Tolong tulis ulang semua catatan di bawah ini persis baris demi baris tanpa mengubah apa pun. Gambar-gambarnya tidak usah diikutkan dalam jawaban.

+++

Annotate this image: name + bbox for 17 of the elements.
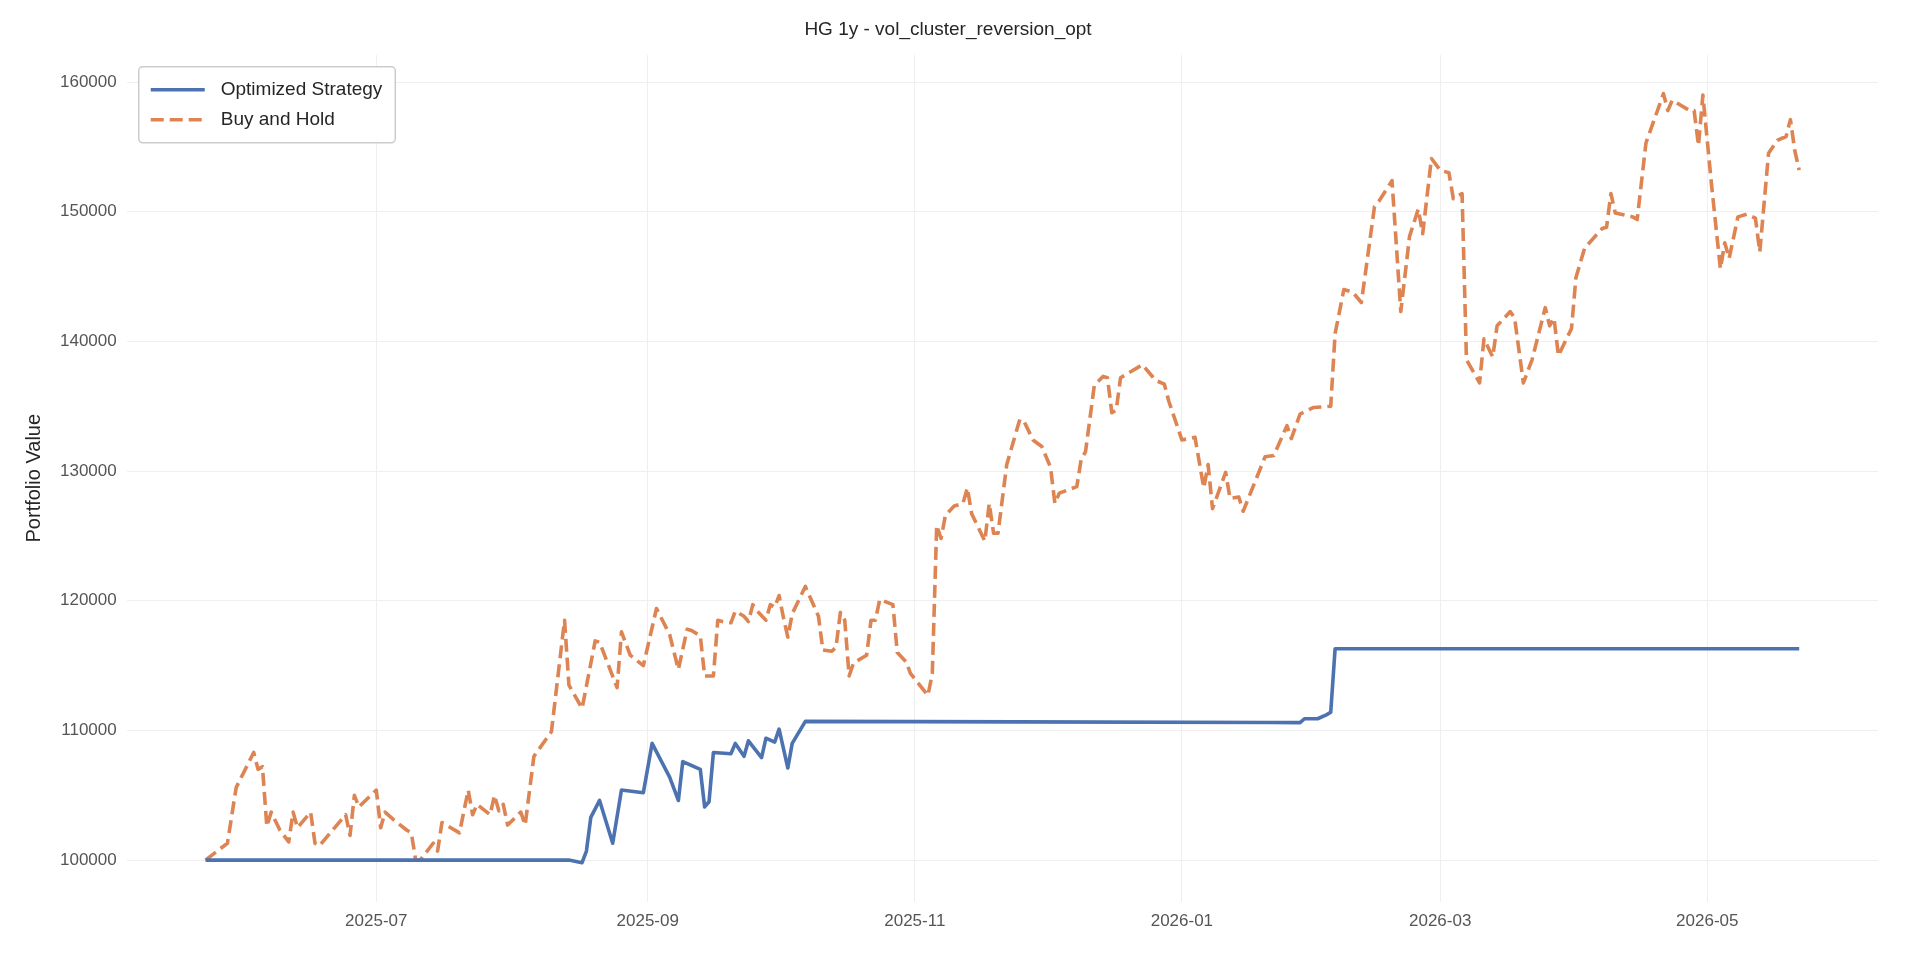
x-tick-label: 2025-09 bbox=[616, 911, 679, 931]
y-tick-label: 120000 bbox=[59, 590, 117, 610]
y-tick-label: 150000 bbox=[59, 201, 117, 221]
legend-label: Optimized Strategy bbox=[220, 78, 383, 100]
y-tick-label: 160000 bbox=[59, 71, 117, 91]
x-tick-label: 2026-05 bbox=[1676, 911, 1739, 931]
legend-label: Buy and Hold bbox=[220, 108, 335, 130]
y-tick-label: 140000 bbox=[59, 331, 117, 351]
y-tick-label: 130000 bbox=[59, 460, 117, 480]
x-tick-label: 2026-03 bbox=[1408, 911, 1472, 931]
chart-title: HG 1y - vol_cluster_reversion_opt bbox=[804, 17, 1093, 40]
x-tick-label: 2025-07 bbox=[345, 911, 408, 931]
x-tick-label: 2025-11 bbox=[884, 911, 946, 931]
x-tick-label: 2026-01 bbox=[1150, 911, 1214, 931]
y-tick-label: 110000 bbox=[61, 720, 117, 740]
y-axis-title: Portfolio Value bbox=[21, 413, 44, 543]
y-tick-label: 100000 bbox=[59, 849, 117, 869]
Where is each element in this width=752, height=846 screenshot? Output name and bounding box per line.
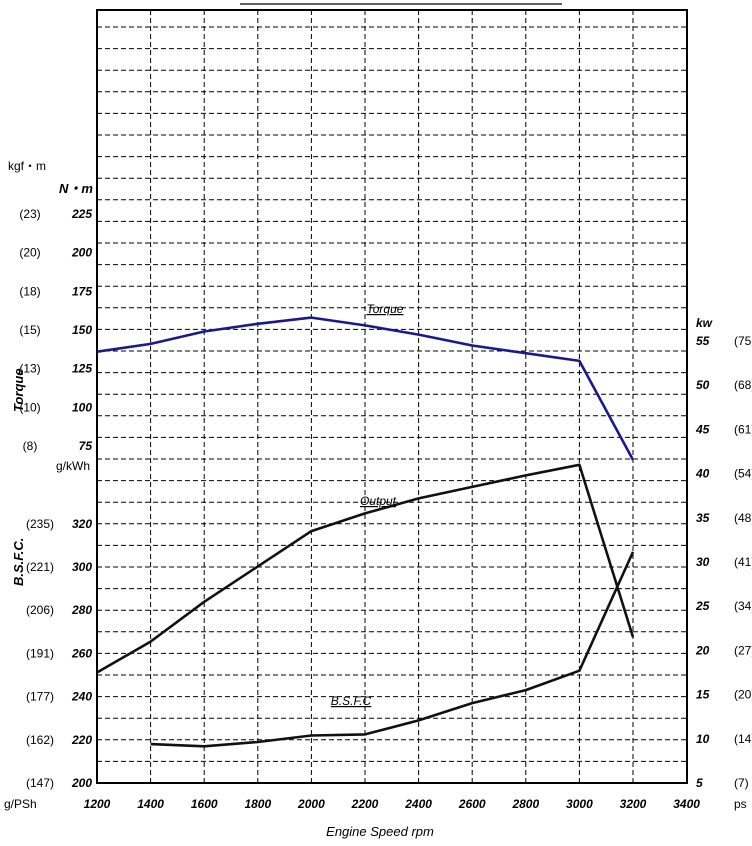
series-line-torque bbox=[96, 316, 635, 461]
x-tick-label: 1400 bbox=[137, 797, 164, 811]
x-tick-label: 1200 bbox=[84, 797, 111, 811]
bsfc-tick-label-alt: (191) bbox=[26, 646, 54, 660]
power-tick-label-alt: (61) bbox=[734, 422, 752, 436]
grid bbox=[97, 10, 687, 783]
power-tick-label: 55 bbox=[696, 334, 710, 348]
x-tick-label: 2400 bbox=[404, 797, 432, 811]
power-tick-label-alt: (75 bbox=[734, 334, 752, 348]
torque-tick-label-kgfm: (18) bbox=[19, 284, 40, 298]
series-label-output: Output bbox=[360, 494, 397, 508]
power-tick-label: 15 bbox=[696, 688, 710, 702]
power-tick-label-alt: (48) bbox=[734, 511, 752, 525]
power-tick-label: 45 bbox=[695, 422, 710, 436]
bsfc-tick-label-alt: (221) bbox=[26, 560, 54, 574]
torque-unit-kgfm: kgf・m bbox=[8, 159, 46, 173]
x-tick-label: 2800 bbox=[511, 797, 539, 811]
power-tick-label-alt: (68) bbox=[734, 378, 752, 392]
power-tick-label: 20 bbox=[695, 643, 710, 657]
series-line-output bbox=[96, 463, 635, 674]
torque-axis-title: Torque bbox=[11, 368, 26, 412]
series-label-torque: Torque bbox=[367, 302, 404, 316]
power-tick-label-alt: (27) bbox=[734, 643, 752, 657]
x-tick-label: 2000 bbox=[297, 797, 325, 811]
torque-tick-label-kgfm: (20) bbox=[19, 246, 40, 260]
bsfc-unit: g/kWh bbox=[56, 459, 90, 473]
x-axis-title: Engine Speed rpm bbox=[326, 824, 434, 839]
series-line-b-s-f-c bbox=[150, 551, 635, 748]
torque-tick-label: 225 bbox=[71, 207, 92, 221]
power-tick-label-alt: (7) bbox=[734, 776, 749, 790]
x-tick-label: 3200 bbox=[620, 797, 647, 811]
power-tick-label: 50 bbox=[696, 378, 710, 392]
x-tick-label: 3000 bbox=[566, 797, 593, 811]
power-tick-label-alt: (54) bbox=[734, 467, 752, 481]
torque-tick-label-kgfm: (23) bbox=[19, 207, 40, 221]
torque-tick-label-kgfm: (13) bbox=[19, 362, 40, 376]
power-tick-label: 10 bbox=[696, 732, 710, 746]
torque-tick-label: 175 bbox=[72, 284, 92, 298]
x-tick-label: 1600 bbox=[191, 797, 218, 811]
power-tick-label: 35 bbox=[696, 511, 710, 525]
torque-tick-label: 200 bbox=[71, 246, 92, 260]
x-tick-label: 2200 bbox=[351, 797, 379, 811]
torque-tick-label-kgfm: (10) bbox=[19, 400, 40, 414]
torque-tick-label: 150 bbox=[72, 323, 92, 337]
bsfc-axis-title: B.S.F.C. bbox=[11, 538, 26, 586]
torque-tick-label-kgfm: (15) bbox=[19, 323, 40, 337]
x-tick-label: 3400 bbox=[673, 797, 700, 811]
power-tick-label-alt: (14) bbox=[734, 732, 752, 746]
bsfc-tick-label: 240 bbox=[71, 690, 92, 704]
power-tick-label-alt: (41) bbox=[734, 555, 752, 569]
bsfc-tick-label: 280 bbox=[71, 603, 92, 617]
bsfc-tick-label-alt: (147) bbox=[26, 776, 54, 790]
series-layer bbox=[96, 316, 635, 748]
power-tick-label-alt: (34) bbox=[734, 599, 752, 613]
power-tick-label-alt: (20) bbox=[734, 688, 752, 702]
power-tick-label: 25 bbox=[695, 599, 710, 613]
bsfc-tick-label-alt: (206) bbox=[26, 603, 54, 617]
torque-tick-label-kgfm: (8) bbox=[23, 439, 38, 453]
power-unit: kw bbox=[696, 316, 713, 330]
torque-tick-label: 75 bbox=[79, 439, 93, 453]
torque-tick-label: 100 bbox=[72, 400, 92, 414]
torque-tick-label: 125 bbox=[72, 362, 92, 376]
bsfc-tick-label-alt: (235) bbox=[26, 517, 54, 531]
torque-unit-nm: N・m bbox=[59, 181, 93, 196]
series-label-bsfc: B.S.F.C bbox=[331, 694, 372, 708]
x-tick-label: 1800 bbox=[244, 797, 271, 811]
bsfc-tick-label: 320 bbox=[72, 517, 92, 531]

+++

Penyelesaian Latihan:
Annotate this image: name + bbox for 17 of the elements.
x-tick-label: 2025-09 bbox=[616, 911, 679, 931]
y-tick-label: 120000 bbox=[59, 590, 117, 610]
y-tick-label: 150000 bbox=[59, 201, 117, 221]
legend-label: Optimized Strategy bbox=[220, 78, 383, 100]
y-tick-label: 160000 bbox=[59, 71, 117, 91]
x-tick-label: 2026-05 bbox=[1676, 911, 1739, 931]
legend-label: Buy and Hold bbox=[220, 108, 335, 130]
y-tick-label: 140000 bbox=[59, 331, 117, 351]
y-tick-label: 130000 bbox=[59, 460, 117, 480]
x-tick-label: 2026-03 bbox=[1408, 911, 1472, 931]
chart-title: HG 1y - vol_cluster_reversion_opt bbox=[804, 17, 1093, 40]
x-tick-label: 2025-07 bbox=[345, 911, 408, 931]
x-tick-label: 2025-11 bbox=[884, 911, 946, 931]
x-tick-label: 2026-01 bbox=[1150, 911, 1214, 931]
y-tick-label: 110000 bbox=[61, 720, 117, 740]
y-axis-title: Portfolio Value bbox=[21, 413, 44, 543]
y-tick-label: 100000 bbox=[59, 849, 117, 869]
Where is each element in this width=752, height=846 screenshot? Output name and bounding box per line.
series-line-torque bbox=[96, 316, 635, 461]
x-tick-label: 1400 bbox=[137, 797, 164, 811]
x-tick-label: 1200 bbox=[84, 797, 111, 811]
bsfc-tick-label-alt: (191) bbox=[26, 646, 54, 660]
power-tick-label-alt: (61) bbox=[734, 422, 752, 436]
grid bbox=[97, 10, 687, 783]
power-tick-label: 55 bbox=[696, 334, 710, 348]
x-tick-label: 2400 bbox=[404, 797, 432, 811]
power-tick-label-alt: (75 bbox=[734, 334, 752, 348]
torque-tick-label-kgfm: (18) bbox=[19, 284, 40, 298]
series-label-output: Output bbox=[360, 494, 397, 508]
power-tick-label: 15 bbox=[696, 688, 710, 702]
power-tick-label-alt: (48) bbox=[734, 511, 752, 525]
power-tick-label: 45 bbox=[695, 422, 710, 436]
bsfc-tick-label-alt: (221) bbox=[26, 560, 54, 574]
torque-unit-kgfm: kgf・m bbox=[8, 159, 46, 173]
x-tick-label: 2800 bbox=[511, 797, 539, 811]
power-tick-label-alt: (68) bbox=[734, 378, 752, 392]
power-tick-label: 20 bbox=[695, 643, 710, 657]
series-line-output bbox=[96, 463, 635, 674]
torque-axis-title: Torque bbox=[11, 368, 26, 412]
series-label-torque: Torque bbox=[367, 302, 404, 316]
power-tick-label-alt: (27) bbox=[734, 643, 752, 657]
x-tick-label: 2000 bbox=[297, 797, 325, 811]
torque-tick-label-kgfm: (20) bbox=[19, 246, 40, 260]
bsfc-unit: g/kWh bbox=[56, 459, 90, 473]
x-axis-title: Engine Speed rpm bbox=[326, 824, 434, 839]
series-line-b-s-f-c bbox=[150, 551, 635, 748]
torque-tick-label: 225 bbox=[71, 207, 92, 221]
power-tick-label-alt: (7) bbox=[734, 776, 749, 790]
x-tick-label: 3200 bbox=[620, 797, 647, 811]
power-tick-label: 50 bbox=[696, 378, 710, 392]
x-tick-label: 3000 bbox=[566, 797, 593, 811]
power-tick-label-alt: (54) bbox=[734, 467, 752, 481]
torque-tick-label-kgfm: (23) bbox=[19, 207, 40, 221]
torque-tick-label-kgfm: (13) bbox=[19, 362, 40, 376]
power-tick-label: 10 bbox=[696, 732, 710, 746]
torque-tick-label: 175 bbox=[72, 284, 92, 298]
x-tick-label: 1600 bbox=[191, 797, 218, 811]
power-tick-label: 35 bbox=[696, 511, 710, 525]
torque-tick-label: 200 bbox=[71, 246, 92, 260]
x-tick-label: 2200 bbox=[351, 797, 379, 811]
torque-tick-label-kgfm: (10) bbox=[19, 400, 40, 414]
torque-tick-label: 150 bbox=[72, 323, 92, 337]
bsfc-axis-title: B.S.F.C. bbox=[11, 538, 26, 586]
torque-tick-label-kgfm: (15) bbox=[19, 323, 40, 337]
x-tick-label: 3400 bbox=[673, 797, 700, 811]
power-tick-label-alt: (14) bbox=[734, 732, 752, 746]
bsfc-tick-label: 240 bbox=[71, 690, 92, 704]
power-tick-label-alt: (41) bbox=[734, 555, 752, 569]
bsfc-tick-label: 280 bbox=[71, 603, 92, 617]
bsfc-tick-label-alt: (147) bbox=[26, 776, 54, 790]
series-layer bbox=[96, 316, 635, 748]
power-tick-label-alt: (34) bbox=[734, 599, 752, 613]
power-tick-label-alt: (20) bbox=[734, 688, 752, 702]
power-tick-label: 25 bbox=[695, 599, 710, 613]
bsfc-tick-label-alt: (206) bbox=[26, 603, 54, 617]
torque-tick-label-kgfm: (8) bbox=[23, 439, 38, 453]
power-unit: kw bbox=[696, 316, 713, 330]
torque-tick-label: 75 bbox=[79, 439, 93, 453]
torque-tick-label: 100 bbox=[72, 400, 92, 414]
torque-tick-label: 125 bbox=[72, 362, 92, 376]
bsfc-tick-label-alt: (235) bbox=[26, 517, 54, 531]
torque-unit-nm: N・m bbox=[59, 181, 93, 196]
series-label-bsfc: B.S.F.C bbox=[331, 694, 372, 708]
x-tick-label: 1800 bbox=[244, 797, 271, 811]
bsfc-tick-label: 320 bbox=[72, 517, 92, 531]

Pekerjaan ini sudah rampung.